+++ TASK INPUT

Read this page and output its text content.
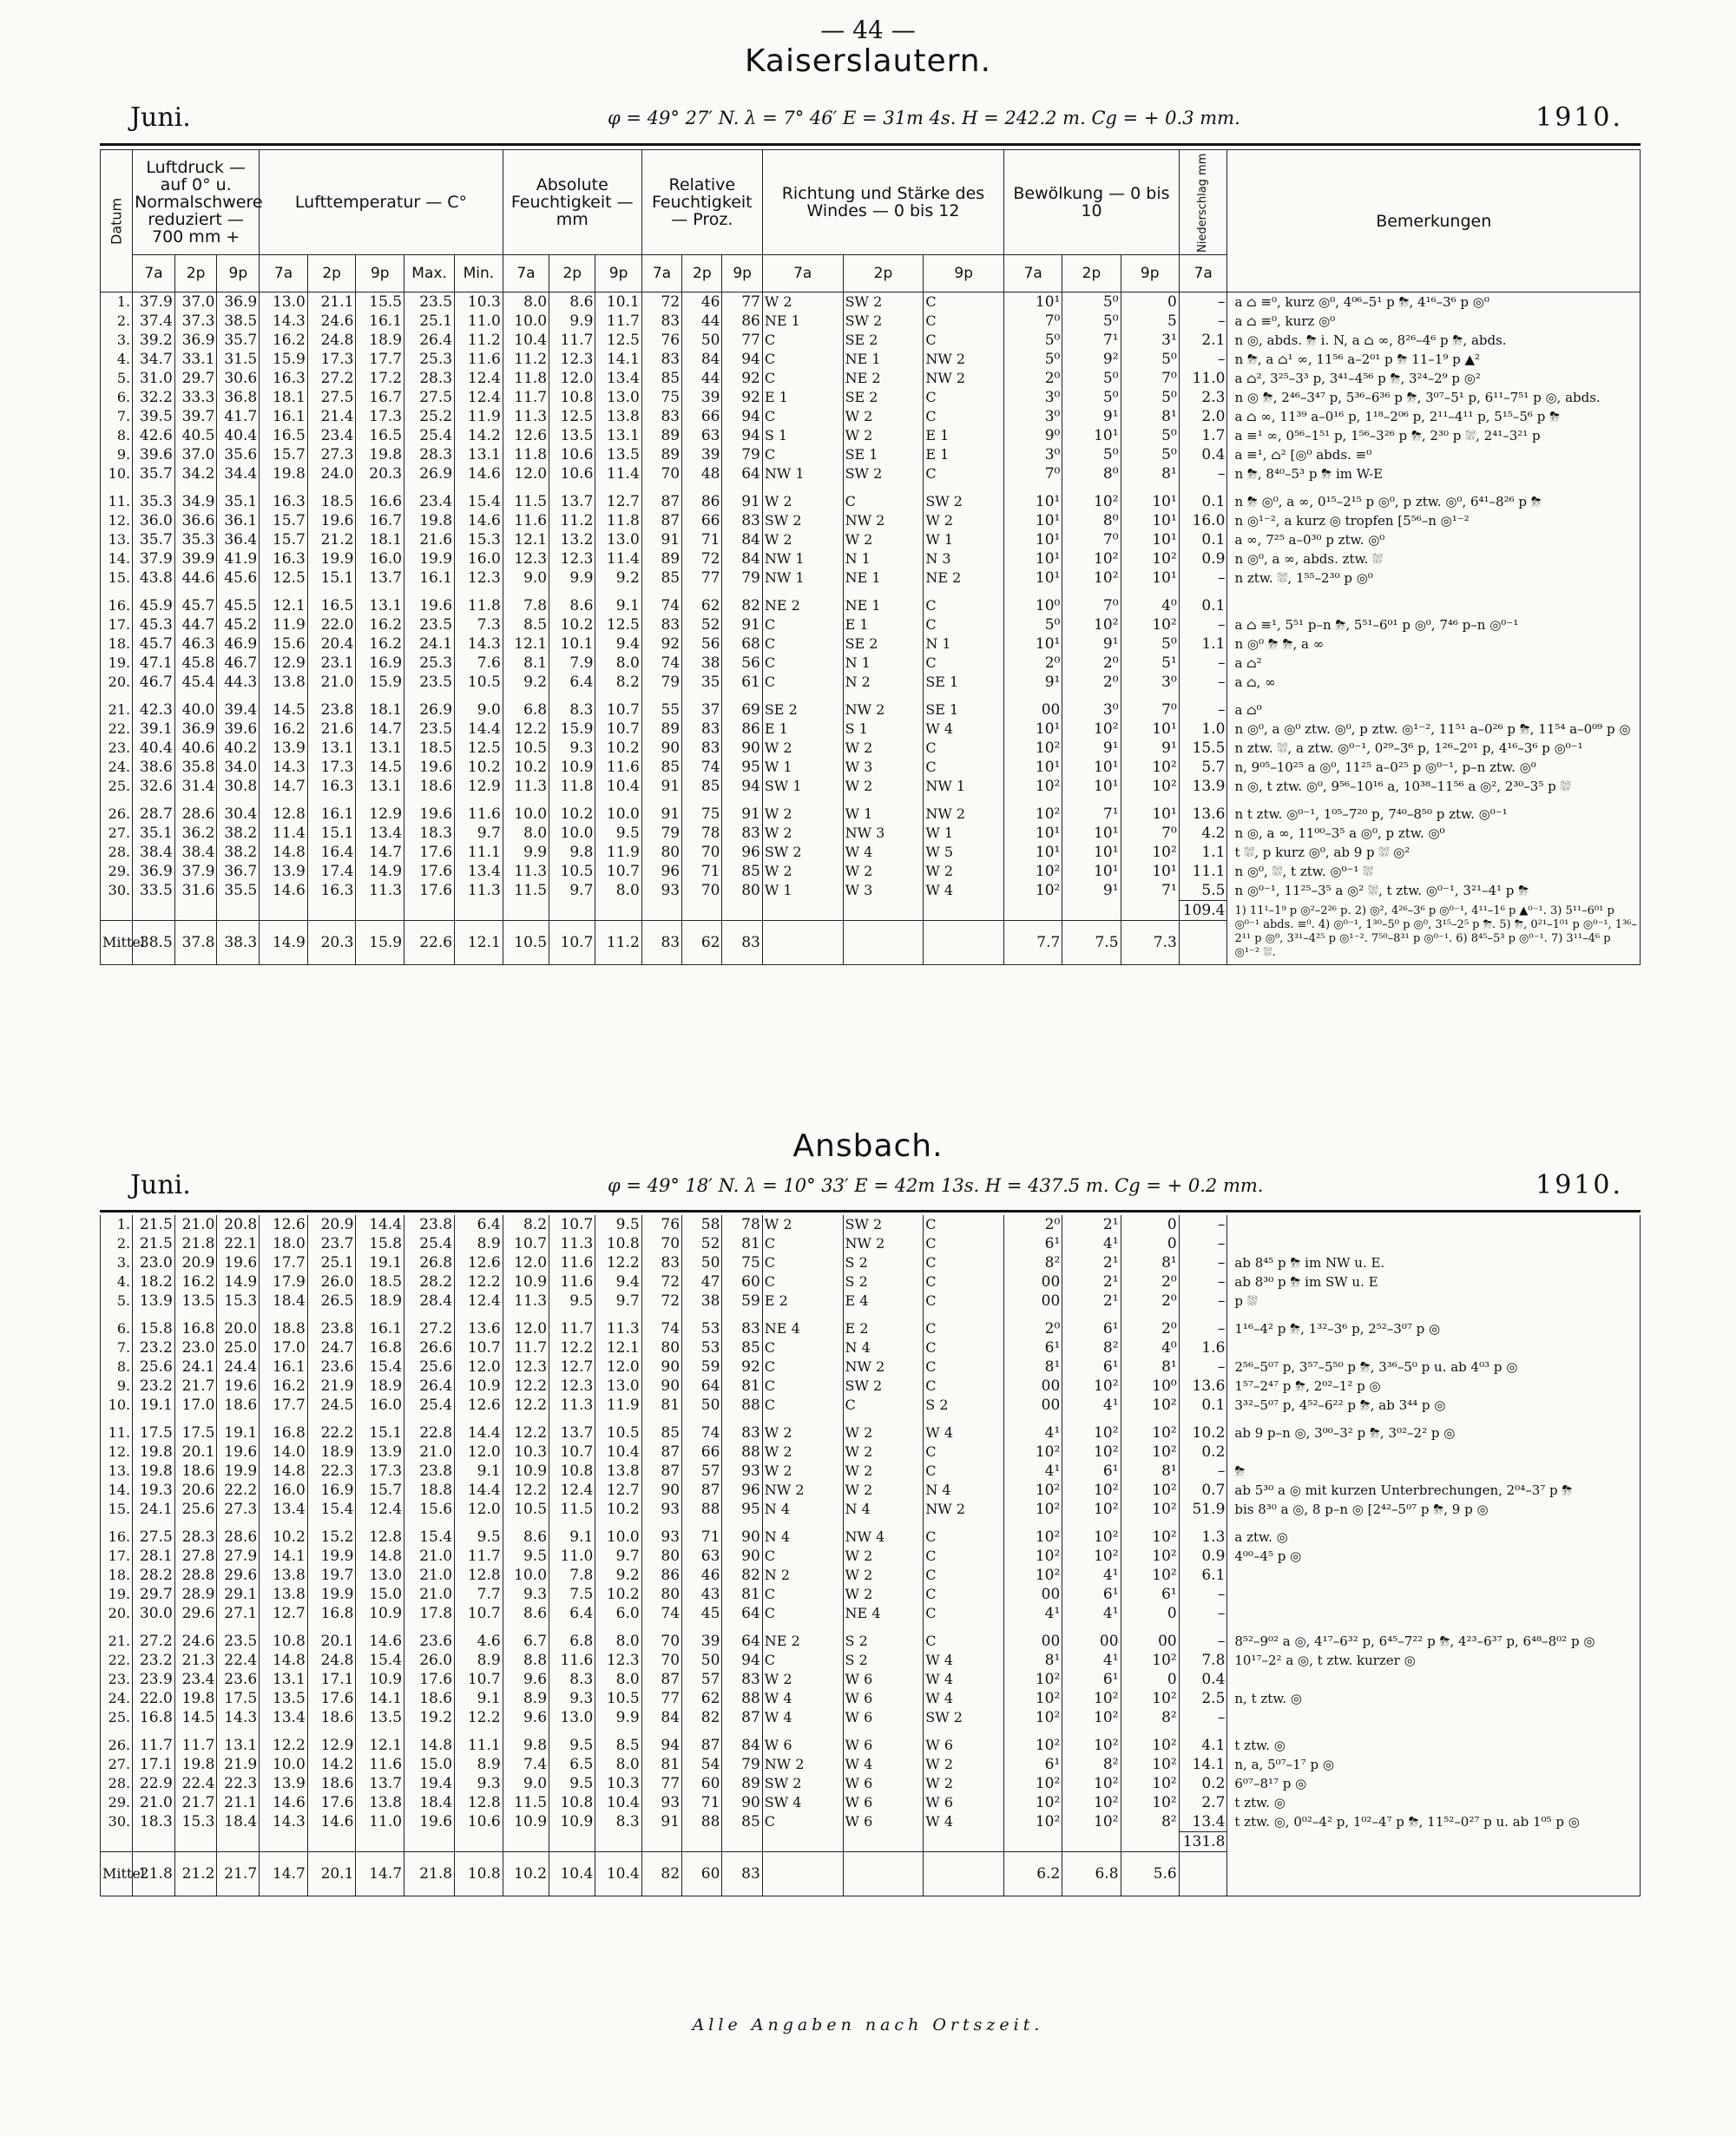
— 44 —
Kaiserslautern.
Juni.	φ = 49° 27′ N. λ = 7° 46′ E = 31m 4s. H = 242.2 m. Cg = + 0.3 mm.	1910.
Datum	Luftdruck — auf 0° u. Normalschwere reduziert — 700 mm +			Lufttemperatur — C°					Absolute Feuchtigkeit — mm			Relative Feuchtigkeit — Proz.			Richtung und Stärke des Windes — 0 bis 12			Bewölkung — 0 bis 10			Niederschlag mm	Bemerkungen
	7a	2p	9p	7a	2p	9p	Max.	Min.	7a	2p	9p	7a	2p	9p	7a	2p	9p	7a	2p	9p	7a	
1.	37.9	37.0	36.9	13.0	21.1	15.5	23.5	10.3	8.0	8.6	10.1	72	46	77	W 2	SW 2	C	10¹	5⁰	0	–	a ⌂ ≡⁰, kurz ◎⁰, 4⁰⁶–5¹ p ⛈, 4¹⁶–3⁶ p ◎⁰
2.	37.4	37.3	38.5	14.3	24.6	16.1	25.1	11.0	10.0	9.9	11.7	83	44	86	NE 1	SW 2	C	7⁰	5⁰	5	–	a ⌂ ≡⁰, kurz ◎⁰
3.	39.2	36.9	35.7	16.2	24.8	18.9	26.4	11.2	10.4	11.7	12.5	76	50	77	C	SE 2	C	5⁰	7¹	3¹	2.1	n ◎, abds. ⛈ i. N, a ⌂ ∞, 8²⁶–4⁶ p ⛈, abds.
4.	34.7	33.1	31.5	15.9	17.3	17.7	25.3	11.6	11.2	12.3	14.1	83	84	94	C	NE 1	NW 2	5⁰	9²	5⁰	–	n ⛈, a ⌂¹ ∞, 11⁵⁶ a–2⁰¹ p ⛈ 11–1⁹ p ▲²
5.	31.0	29.7	30.6	16.3	27.2	17.2	28.3	12.4	11.8	12.0	13.4	85	44	92	C	NE 2	NW 2	2⁰	5⁰	7⁰	11.0	a ⌂², 3²⁵–3³ p, 3⁴¹–4⁵⁶ p ⛈, 3²⁴–2⁹ p ◎²
6.	32.2	33.3	36.8	18.1	27.5	16.7	27.5	12.4	11.7	10.8	13.0	75	39	92	E 1	SE 2	C	3⁰	5⁰	5⁰	2.3	n ◎ ⛈, 2⁴⁶–3⁴⁷ p, 5³⁶–6³⁶ p ⛈, 3⁰⁷–5¹ p, 6¹¹–7⁵¹ p ◎, abds.
7.	39.5	39.7	41.7	16.1	21.4	17.3	25.2	11.9	11.3	12.5	13.8	83	66	94	C	W 2	C	3⁰	9¹	8¹	2.0	a ⌂ ∞, 11³⁹ a–0¹⁶ p, 1¹⁸–2⁰⁶ p, 2¹¹–4¹¹ p, 5¹⁵–5⁶ p ⛈
8.	42.6	40.5	40.4	16.5	23.4	16.5	25.4	14.2	12.6	13.5	13.1	89	63	94	S 1	W 2	E 1	9⁰	10¹	5⁰	1.7	a ≡¹ ∞, 0⁵⁶–1⁵¹ p, 1⁵⁶–3²⁶ p ⛈, 2³⁰ p ⛆, 2⁴¹–3²¹ p
9.	39.6	37.0	35.6	15.7	27.3	19.8	28.3	13.1	11.8	10.6	13.5	89	39	79	C	SE 1	E 1	3⁰	5⁰	5⁰	0.4	a ≡¹, ⌂² [◎⁰ abds. ≡⁰
10.	35.7	34.2	34.4	19.8	24.0	20.3	26.9	14.6	12.0	10.6	11.4	70	48	64	NW 1	SW 2	C	7⁰	8⁰	8¹	–	n ⛈, 8⁴⁰–5³ p ⛈ im W-E

11.	35.3	34.9	35.1	16.3	18.5	16.6	23.4	15.4	11.5	13.7	12.7	87	86	91	W 2	C	SW 2	10¹	10²	10¹	0.1	n ⛈ ◎⁰, a ∞, 0¹⁵–2¹⁵ p ◎⁰, p ztw. ◎⁰, 6⁴¹–8²⁶ p ⛈
12.	36.0	36.6	36.1	15.7	19.6	16.7	19.8	14.6	11.6	11.2	11.8	87	66	83	SW 2	NW 2	W 2	10¹	8⁰	10¹	16.0	n ◎¹⁻², a kurz ◎ tropfen [5⁵⁶–n ◎¹⁻²
13.	35.7	35.3	36.4	15.7	21.2	18.1	21.6	15.3	12.1	13.2	13.0	91	71	84	W 2	W 2	W 1	10¹	7⁰	10¹	0.1	a ∞, 7²⁵ a–0³⁰ p ztw. ◎⁰
14.	37.9	39.9	41.9	16.3	19.9	16.0	19.9	16.0	12.3	12.3	11.4	89	72	84	NW 1	N 1	N 3	10¹	10²	10²	0.9	n ◎⁰, a ∞, abds. ztw. ⛆
15.	43.8	44.6	45.6	12.5	15.1	13.7	16.1	12.3	9.0	9.9	9.2	85	77	79	NW 1	NE 1	NE 2	10¹	10²	10¹	–	n ztw. ⛆, 1⁵⁵–2³⁰ p ◎⁰

16.	45.9	45.7	45.5	12.1	16.5	13.1	19.6	11.8	7.8	8.6	9.1	74	62	82	NE 2	NE 1	C	10⁰	7⁰	4⁰	0.1	
17.	45.3	44.7	45.2	11.9	22.0	16.2	23.5	7.3	8.5	10.2	12.5	83	52	91	C	E 1	C	5⁰	10²	10²	–	a ⌂ ≡¹, 5⁵¹ p–n ⛈, 5⁵¹–6⁰¹ p ◎⁰, 7⁴⁶ p–n ◎⁰⁻¹
18.	45.7	46.3	46.9	15.6	20.4	16.2	24.1	14.3	12.1	10.1	9.4	92	56	68	C	SE 2	N 1	10¹	9¹	5⁰	1.1	n ◎⁰ ⛈ ⛈, a ∞
19.	47.1	45.8	46.7	12.9	23.1	16.9	25.3	7.6	8.1	7.9	8.0	74	38	56	C	N 1	C	2⁰	2⁰	5¹	–	a ⌂²
20.	46.7	45.4	44.3	13.8	21.0	15.9	23.5	10.5	9.2	6.4	8.2	79	35	61	C	N 2	SE 1	9¹	2⁰	3⁰	–	a ⌂, ∞

21.	42.3	40.0	39.4	14.5	23.8	18.1	26.9	9.0	6.8	8.3	10.7	55	37	69	SE 2	NW 2	SE 1	00	3⁰	7⁰	–	a ⌂⁰
22.	39.1	36.9	39.6	16.2	21.6	14.7	23.5	14.4	12.2	15.9	10.7	89	83	86	E 1	S 1	W 4	10¹	10²	10¹	1.0	n ◎⁰, a ◎⁰ ztw. ◎⁰, p ztw. ◎¹⁻², 11⁵¹ a–0²⁶ p ⛈, 11⁵⁴ a–0⁰⁹ p ◎
23.	40.4	40.6	40.2	13.9	13.1	13.1	18.5	12.5	10.5	9.3	10.2	90	83	90	W 2	W 2	C	10²	9¹	9¹	15.5	n ztw. ⛆, a ztw. ◎⁰⁻¹, 0²⁹–3⁶ p, 1²⁶–2⁰¹ p, 4¹⁶–3⁶ p ◎⁰⁻¹
24.	38.6	35.8	34.0	14.3	17.3	14.5	19.6	10.2	10.2	10.9	11.6	85	74	95	W 1	W 3	C	10¹	10¹	10²	5.7	n, 9⁰⁵–10²⁵ a ◎⁰, 11²⁵ a–0²⁵ p ◎⁰⁻¹, p–n ztw. ◎⁰
25.	32.6	31.4	30.8	14.7	16.3	13.1	18.6	12.9	11.3	11.8	10.4	91	85	94	SW 1	W 2	NW 1	10²	10¹	10²	13.9	n ◎, t ztw. ◎⁰, 9⁵⁶–10¹⁶ a, 10³⁸–11⁵⁶ a ◎², 2³⁰–3⁵ p ⛆

26.	28.7	28.6	30.4	12.8	16.1	12.9	19.6	11.6	10.0	10.2	10.0	91	75	91	W 2	W 1	NW 2	10²	7¹	10¹	13.6	n t ztw. ◎⁰⁻¹, 1⁰⁵–7²⁰ p, 7⁴⁰–8⁵⁰ p ztw. ◎⁰⁻¹
27.	35.1	36.2	38.2	11.4	15.1	13.4	18.3	9.7	8.0	10.0	9.5	79	78	83	W 2	NW 3	W 1	10¹	10¹	7⁰	4.2	n ◎, a ∞, 11⁰⁰–3⁵ a ◎⁰, p ztw. ◎⁰
28.	38.4	38.4	38.2	14.8	16.4	14.7	17.6	11.1	9.9	9.8	11.9	80	70	96	SW 2	W 4	W 5	10¹	10¹	10²	1.1	t ⛆, p kurz ◎⁰, ab 9 p ⛆ ◎²
29.	36.9	37.9	36.7	13.9	17.4	14.9	17.6	13.4	11.3	10.5	10.7	96	71	85	W 2	W 2	W 2	10²	10¹	10¹	11.1	n ◎⁰, ⛆, t ztw. ◎⁰⁻¹ ⛆
30.	33.5	31.6	35.5	14.6	16.3	11.3	17.6	11.3	11.5	9.7	8.0	93	70	80	W 1	W 3	W 4	10²	9¹	7¹	5.5	n ◎⁰⁻¹, 11²⁵–3⁵ a ◎² ⛆, t ztw. ◎⁰⁻¹, 3²¹–4¹ p ⛈
																					109.4	1) 11¹–1⁹ p ◎²–2²⁶ p. 2) ◎², 4²⁶–3⁶ p ◎⁰⁻¹, 4¹¹–1⁶ p ▲⁰⁻¹. 3) 5¹¹–6⁰¹ p ◎⁰⁻¹ abds. ≡⁰. 4) ◎⁰⁻¹, 1³⁰–5⁰ p ◎⁰, 3¹⁵–2⁵ p ⛈. 5) ⛈, 0²¹–1⁰¹ p ◎⁰⁻¹, 1³⁶–2¹¹ p ◎⁰, 3³¹–4²⁵ p ◎¹⁻². 7⁵⁰–8³¹ p ◎⁰⁻¹. 6) 8⁴⁵–5³ p ◎⁰⁻¹. 7) 3¹¹–4⁶ p ◎¹⁻² ⛆.
Mittel	38.5	37.8	38.3	14.9	20.3	15.9	22.6	12.1	10.5	10.7	11.2	83	62	83				7.7	7.5	7.3		
Ansbach.
Juni.	φ = 49° 18′ N. λ = 10° 33′ E = 42m 13s. H = 437.5 m. Cg = + 0.2 mm.	1910.
1.	21.5	21.0	20.8	12.6	20.9	14.4	23.8	6.4	8.2	10.7	9.5	76	58	78	W 2	SW 2	C	2⁰	2¹	0	–	
2.	21.5	21.8	22.1	18.0	23.7	15.8	25.4	8.9	10.7	11.3	10.8	70	52	81	C	NW 2	C	6¹	4¹	0	–	
3.	23.0	20.9	19.6	17.7	25.1	19.1	26.8	12.6	12.0	11.6	12.2	83	50	75	C	S 2	C	8²	2¹	8¹	–	ab 8⁴⁵ p ⛈ im NW u. E.
4.	18.2	16.2	14.9	17.9	26.0	18.5	28.2	12.2	10.9	11.6	9.4	72	47	60	C	S 2	C	00	2¹	2⁰	–	ab 8³⁰ p ⛈ im SW u. E
5.	13.9	13.5	15.3	18.4	26.5	18.9	28.4	12.4	11.3	9.5	9.7	72	38	59	E 2	E 4	C	00	2¹	2⁰	–	p ⛆

6.	15.8	16.8	20.0	18.8	23.8	16.1	27.2	13.6	12.0	11.7	11.3	74	53	83	NE 4	E 2	C	2⁰	6¹	2⁰	–	1¹⁶–4² p ⛈, 1³²–3⁶ p, 2⁵²–3⁰⁷ p ◎
7.	23.2	23.0	25.0	17.0	24.7	16.8	26.6	10.7	11.7	12.2	12.1	80	53	85	C	N 4	C	6¹	8²	4⁰	1.6	
8.	25.6	24.1	24.4	16.1	23.6	15.4	25.6	12.0	12.3	12.7	12.0	90	59	92	C	NW 2	C	8¹	6¹	8¹	–	2⁵⁶–5⁰⁷ p, 3⁵⁷–5⁵⁰ p ⛈, 3³⁶–5⁰ p u. ab 4⁰³ p ◎
9.	23.2	21.7	19.6	16.2	21.9	18.9	26.4	10.9	12.2	12.3	13.0	90	64	81	C	SW 2	C	00	10²	10⁰	13.6	1⁵⁷–2⁴⁷ p ⛈, 2⁰²–1² p ◎
10.	19.1	17.0	18.6	17.7	24.5	16.0	25.4	12.6	12.2	11.3	11.9	81	50	88	C	C	S 2	00	4¹	10²	0.1	3³²–5⁰⁷ p, 4⁵²–6²² p ⛈, ab 3⁴⁴ p ◎

11.	17.5	17.5	19.1	16.8	22.2	15.1	22.8	14.4	12.2	13.7	10.5	85	74	83	W 2	W 2	W 4	4¹	10²	10²	10.2	ab 9 p–n ◎, 3⁰⁰–3² p ⛈, 3⁰²–2² p ◎
12.	19.8	20.1	19.6	14.0	18.9	13.9	21.0	12.0	10.3	10.7	10.4	87	66	88	W 2	W 2	C	10²	10²	10²	0.2	
13.	19.8	18.6	19.9	14.8	22.3	17.3	23.8	9.1	10.9	10.8	13.8	87	57	93	W 2	W 2	C	4¹	6¹	8¹	–	⛈
14.	19.3	20.6	22.2	16.0	16.9	15.7	18.8	14.4	12.2	12.4	12.7	90	87	96	NW 2	W 2	N 4	10²	10²	10²	0.7	ab 5³⁰ a ◎ mit kurzen Unterbrechungen, 2⁰⁴–3⁷ p ⛈
15.	24.1	25.6	27.3	13.4	15.4	12.4	15.6	12.0	10.5	11.5	10.2	93	88	95	N 4	N 4	NW 2	10²	10²	10²	51.9	bis 8³⁰ a ◎, 8 p–n ◎ [2⁴²–5⁰⁷ p ⛈, 9 p ◎

16.	27.5	28.3	28.6	10.2	15.2	12.8	15.4	9.5	8.6	9.1	10.0	93	71	90	N 4	NW 4	C	10²	10²	10²	1.3	a ztw. ◎
17.	28.1	27.8	27.9	14.1	19.9	14.8	21.0	11.7	9.5	11.0	9.7	80	63	90	C	W 2	C	10²	10²	10²	0.9	4⁰⁰–4⁵ p ◎
18.	28.2	28.8	29.6	13.8	19.7	13.0	21.0	12.8	10.0	7.8	9.2	86	46	82	N 2	W 2	C	10²	4¹	10²	6.1	
19.	29.7	28.9	29.1	13.8	19.9	15.0	21.0	7.7	9.3	7.5	10.2	80	43	81	C	W 2	C	00	6¹	6¹	–	
20.	30.0	29.6	27.1	12.7	16.8	10.9	17.8	10.7	8.6	6.4	6.0	74	45	64	C	NE 4	C	4¹	4¹	0	–	

21.	27.2	24.6	23.5	10.8	20.1	14.6	23.6	4.6	6.7	6.8	8.0	70	39	64	NE 2	S 2	C	00	00	00	–	8⁵²–9⁰² a ◎, 4¹⁷–6³² p, 6⁴⁵–7²² p ⛈, 4²³–6³⁷ p, 6⁴⁸–8⁰² p ◎
22.	23.2	21.3	22.4	14.8	24.8	15.4	26.0	8.9	8.8	11.6	12.3	70	50	94	C	S 2	W 4	8¹	4¹	10²	7.8	10¹⁷–2² a ◎, t ztw. kurzer ◎
23.	23.9	23.4	23.6	13.1	17.1	10.9	17.6	10.7	9.6	8.3	8.0	87	57	83	W 2	W 6	W 4	10²	6¹	0	0.4	
24.	22.0	19.8	17.5	13.5	17.6	14.1	18.6	9.1	8.9	9.3	10.5	77	62	88	W 4	W 6	W 4	10²	10²	10²	2.5	n, t ztw. ◎
25.	16.8	14.5	14.3	13.4	18.6	13.5	19.2	12.2	9.6	13.0	9.9	84	82	87	W 4	W 6	SW 2	10²	10²	8²	–	

26.	11.7	11.7	13.1	12.2	12.9	12.1	14.8	11.1	9.8	9.5	8.5	94	87	84	W 6	W 6	W 6	10²	10²	10²	4.1	t ztw. ◎
27.	17.1	19.8	21.9	10.0	14.2	11.6	15.0	8.9	7.4	6.5	8.0	81	54	79	NW 2	W 4	W 2	6¹	8²	10²	14.1	n, a, 5⁰⁷–1⁷ p ◎
28.	22.9	22.4	22.3	13.9	18.6	13.7	19.4	9.3	9.0	9.5	10.3	77	60	89	SW 2	W 6	W 2	10²	10²	10²	0.2	6⁰⁷–8¹⁷ p ◎
29.	21.0	21.7	21.1	14.6	17.6	13.8	18.4	12.8	11.5	10.8	10.4	93	71	90	SW 4	W 6	W 6	10²	10²	10²	2.7	t ztw. ◎
30.	18.3	15.3	18.4	14.3	14.6	11.0	19.6	10.6	10.9	10.9	8.3	91	88	85	C	W 6	W 4	10²	10²	8²	13.4	t ztw. ◎, 0⁰²–4² p, 1⁰²–4⁷ p ⛈, 11⁵²–0²⁷ p u. ab 1⁰⁵ p ◎
																					131.8	
Mittel	21.8	21.2	21.7	14.7	20.1	14.7	21.8	10.8	10.2	10.4	10.4	82	60	83				6.2	6.8	5.6		
Alle Angaben nach Ortszeit.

++++++

_INSTRUCTION_
Lines that hold the word "Mittel" are the ones to return, every one of them.

_WRITTEN RESPONSE_
Mittel	38.5	37.8	38.3	14.9	20.3	15.9	22.6	12.1	10.5	10.7	11.2	83	62	83				7.7	7.5	7.3		
Mittel	21.8	21.2	21.7	14.7	20.1	14.7	21.8	10.8	10.2	10.4	10.4	82	60	83				6.2	6.8	5.6		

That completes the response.